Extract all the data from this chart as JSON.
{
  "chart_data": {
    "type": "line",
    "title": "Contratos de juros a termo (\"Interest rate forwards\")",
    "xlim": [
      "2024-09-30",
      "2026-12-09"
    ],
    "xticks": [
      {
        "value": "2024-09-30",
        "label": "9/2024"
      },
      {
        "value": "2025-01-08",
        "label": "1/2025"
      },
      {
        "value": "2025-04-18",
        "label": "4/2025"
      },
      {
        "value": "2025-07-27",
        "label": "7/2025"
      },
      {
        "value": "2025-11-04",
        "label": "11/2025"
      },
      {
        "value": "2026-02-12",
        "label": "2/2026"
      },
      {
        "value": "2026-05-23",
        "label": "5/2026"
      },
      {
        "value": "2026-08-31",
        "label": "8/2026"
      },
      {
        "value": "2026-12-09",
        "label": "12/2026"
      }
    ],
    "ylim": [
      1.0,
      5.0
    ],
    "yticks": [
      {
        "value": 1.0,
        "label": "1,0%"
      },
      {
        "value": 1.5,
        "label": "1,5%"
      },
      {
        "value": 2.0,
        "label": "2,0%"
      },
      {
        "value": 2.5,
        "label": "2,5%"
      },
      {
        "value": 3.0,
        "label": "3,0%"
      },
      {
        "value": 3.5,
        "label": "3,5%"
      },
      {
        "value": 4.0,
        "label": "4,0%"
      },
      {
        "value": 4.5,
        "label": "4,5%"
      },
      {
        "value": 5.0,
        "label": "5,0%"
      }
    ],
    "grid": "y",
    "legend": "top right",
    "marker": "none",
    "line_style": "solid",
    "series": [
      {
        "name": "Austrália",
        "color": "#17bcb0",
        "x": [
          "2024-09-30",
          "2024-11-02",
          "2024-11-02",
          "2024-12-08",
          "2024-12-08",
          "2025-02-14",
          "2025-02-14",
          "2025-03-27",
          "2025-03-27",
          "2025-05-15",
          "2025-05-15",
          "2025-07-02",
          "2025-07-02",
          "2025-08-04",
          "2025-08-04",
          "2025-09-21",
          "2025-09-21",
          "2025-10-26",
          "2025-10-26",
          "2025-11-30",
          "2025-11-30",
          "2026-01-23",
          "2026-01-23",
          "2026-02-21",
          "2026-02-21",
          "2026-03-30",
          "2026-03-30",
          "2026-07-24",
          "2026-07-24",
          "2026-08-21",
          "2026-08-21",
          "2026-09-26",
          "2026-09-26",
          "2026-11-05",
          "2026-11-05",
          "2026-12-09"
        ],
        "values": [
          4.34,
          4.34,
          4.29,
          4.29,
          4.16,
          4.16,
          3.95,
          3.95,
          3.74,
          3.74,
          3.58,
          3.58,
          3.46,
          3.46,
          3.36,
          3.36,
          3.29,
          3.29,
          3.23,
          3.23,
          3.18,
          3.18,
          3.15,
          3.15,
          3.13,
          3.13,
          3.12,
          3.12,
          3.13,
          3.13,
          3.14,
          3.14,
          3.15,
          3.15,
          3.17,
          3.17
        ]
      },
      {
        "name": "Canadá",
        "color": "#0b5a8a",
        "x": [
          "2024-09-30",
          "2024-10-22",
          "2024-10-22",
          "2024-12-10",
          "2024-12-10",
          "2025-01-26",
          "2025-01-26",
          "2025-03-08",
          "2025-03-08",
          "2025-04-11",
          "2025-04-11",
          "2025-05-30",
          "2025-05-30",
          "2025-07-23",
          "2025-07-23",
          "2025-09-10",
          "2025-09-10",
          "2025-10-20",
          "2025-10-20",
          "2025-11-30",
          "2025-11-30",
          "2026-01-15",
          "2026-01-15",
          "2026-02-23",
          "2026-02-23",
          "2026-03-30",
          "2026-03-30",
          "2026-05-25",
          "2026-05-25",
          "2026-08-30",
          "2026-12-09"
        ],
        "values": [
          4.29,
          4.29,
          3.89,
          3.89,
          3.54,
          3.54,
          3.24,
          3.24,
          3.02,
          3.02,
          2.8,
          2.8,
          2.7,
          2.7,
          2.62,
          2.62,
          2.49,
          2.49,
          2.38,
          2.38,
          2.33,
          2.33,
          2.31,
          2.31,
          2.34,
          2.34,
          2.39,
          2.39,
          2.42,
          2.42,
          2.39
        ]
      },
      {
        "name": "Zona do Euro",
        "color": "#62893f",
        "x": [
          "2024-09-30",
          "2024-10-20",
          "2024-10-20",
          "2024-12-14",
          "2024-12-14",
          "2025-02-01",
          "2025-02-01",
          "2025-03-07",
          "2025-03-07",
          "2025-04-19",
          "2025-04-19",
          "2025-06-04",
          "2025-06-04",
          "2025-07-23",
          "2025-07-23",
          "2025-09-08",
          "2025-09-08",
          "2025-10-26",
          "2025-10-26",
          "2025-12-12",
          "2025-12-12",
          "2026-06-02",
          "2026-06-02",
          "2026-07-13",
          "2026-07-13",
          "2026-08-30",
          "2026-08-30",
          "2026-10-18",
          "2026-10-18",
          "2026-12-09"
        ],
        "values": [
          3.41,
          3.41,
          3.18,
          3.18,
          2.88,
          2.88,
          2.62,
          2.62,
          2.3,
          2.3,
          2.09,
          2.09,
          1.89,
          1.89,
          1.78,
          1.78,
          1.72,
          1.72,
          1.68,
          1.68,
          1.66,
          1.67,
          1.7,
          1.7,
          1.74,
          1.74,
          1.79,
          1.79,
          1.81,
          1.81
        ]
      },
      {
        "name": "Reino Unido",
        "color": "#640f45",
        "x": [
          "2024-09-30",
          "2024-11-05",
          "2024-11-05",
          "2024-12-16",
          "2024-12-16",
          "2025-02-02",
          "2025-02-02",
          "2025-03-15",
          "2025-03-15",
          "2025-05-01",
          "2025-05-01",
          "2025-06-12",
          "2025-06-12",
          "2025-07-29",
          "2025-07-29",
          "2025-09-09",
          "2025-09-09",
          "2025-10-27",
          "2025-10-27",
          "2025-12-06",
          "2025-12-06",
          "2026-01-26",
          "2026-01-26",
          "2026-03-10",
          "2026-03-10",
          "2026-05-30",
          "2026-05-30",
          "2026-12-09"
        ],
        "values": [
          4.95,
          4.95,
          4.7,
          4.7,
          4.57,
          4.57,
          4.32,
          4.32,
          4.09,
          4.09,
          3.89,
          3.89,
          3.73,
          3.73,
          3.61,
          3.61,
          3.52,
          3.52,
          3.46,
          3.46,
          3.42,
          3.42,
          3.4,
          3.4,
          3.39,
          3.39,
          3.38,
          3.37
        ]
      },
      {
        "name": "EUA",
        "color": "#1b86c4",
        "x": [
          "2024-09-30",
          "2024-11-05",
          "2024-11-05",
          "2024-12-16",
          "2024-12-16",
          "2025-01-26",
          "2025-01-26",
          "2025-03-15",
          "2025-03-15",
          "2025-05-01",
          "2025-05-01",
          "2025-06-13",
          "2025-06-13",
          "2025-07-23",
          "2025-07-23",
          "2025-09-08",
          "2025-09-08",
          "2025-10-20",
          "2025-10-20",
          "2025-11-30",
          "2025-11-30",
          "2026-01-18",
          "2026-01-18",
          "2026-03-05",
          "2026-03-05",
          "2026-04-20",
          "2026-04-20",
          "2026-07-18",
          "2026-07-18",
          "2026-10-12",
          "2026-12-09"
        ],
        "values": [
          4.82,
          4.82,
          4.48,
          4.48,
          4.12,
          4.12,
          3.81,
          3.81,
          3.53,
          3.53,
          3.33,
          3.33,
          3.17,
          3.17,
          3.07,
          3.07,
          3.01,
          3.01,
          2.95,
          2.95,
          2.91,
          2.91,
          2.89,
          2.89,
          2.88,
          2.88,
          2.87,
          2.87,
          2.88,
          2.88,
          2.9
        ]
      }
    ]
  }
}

== == ==

Set exercise => From the listing above, collect each line in which the string "name" appears.

Full output =>
        "name": "Austrália",
        "name": "Canadá",
        "name": "Zona do Euro",
        "name": "Reino Unido",
        "name": "EUA",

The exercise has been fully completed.